Provided data →
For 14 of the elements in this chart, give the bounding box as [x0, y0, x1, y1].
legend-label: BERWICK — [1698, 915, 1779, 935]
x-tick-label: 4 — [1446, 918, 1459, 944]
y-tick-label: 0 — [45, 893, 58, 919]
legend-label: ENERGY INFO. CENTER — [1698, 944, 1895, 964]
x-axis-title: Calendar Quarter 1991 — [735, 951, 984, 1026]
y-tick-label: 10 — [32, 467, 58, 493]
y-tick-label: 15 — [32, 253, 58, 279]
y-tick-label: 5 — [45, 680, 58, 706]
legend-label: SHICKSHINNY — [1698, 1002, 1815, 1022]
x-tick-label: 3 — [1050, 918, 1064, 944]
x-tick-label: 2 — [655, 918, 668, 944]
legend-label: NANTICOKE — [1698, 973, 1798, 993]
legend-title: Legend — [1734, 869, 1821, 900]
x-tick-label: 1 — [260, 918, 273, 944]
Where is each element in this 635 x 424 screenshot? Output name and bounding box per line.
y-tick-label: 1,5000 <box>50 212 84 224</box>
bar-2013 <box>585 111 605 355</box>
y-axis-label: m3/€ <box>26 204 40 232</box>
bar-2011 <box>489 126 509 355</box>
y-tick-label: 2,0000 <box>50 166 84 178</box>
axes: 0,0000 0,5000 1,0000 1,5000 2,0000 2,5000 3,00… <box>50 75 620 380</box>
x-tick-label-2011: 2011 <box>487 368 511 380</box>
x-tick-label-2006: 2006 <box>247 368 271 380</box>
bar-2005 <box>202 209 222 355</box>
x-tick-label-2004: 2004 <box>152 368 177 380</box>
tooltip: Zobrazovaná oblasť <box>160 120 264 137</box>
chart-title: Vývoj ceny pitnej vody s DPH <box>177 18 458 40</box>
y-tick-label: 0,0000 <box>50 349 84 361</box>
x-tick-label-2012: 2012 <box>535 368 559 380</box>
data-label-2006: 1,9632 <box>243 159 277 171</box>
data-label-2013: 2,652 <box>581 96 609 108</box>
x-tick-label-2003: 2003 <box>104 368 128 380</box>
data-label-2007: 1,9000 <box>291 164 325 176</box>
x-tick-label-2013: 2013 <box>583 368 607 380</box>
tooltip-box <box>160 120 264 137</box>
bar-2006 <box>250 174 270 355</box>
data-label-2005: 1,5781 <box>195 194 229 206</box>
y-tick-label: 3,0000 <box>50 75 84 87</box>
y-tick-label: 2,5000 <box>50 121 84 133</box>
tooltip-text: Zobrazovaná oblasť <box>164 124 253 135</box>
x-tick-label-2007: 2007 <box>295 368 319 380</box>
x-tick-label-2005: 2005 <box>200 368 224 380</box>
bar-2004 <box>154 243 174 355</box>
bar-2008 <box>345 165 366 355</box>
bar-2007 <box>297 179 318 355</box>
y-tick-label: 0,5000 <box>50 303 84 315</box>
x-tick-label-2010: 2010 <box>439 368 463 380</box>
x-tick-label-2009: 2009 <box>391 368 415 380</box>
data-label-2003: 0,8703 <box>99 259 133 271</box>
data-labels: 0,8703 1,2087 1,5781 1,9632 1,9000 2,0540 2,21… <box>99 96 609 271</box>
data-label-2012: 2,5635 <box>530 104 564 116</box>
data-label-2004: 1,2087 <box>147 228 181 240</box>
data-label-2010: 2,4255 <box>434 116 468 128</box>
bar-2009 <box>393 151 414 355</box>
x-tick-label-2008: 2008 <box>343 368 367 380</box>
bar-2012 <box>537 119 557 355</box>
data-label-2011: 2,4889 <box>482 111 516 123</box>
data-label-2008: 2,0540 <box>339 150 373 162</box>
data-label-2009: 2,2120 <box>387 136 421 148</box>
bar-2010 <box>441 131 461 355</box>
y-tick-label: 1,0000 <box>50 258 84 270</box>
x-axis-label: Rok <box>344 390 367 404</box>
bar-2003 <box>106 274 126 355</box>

Exercise details → Could you copy the records verbatim, starting at their first line and ending with the line containing "y-tick-label: 15 — [32, 253, 58, 279]", including that line?

Answer to this task →
For 14 of the elements in this chart, give the bounding box as [x0, y0, x1, y1].
legend-label: BERWICK — [1698, 915, 1779, 935]
x-tick-label: 4 — [1446, 918, 1459, 944]
y-tick-label: 0 — [45, 893, 58, 919]
legend-label: ENERGY INFO. CENTER — [1698, 944, 1895, 964]
x-axis-title: Calendar Quarter 1991 — [735, 951, 984, 1026]
y-tick-label: 10 — [32, 467, 58, 493]
y-tick-label: 15 — [32, 253, 58, 279]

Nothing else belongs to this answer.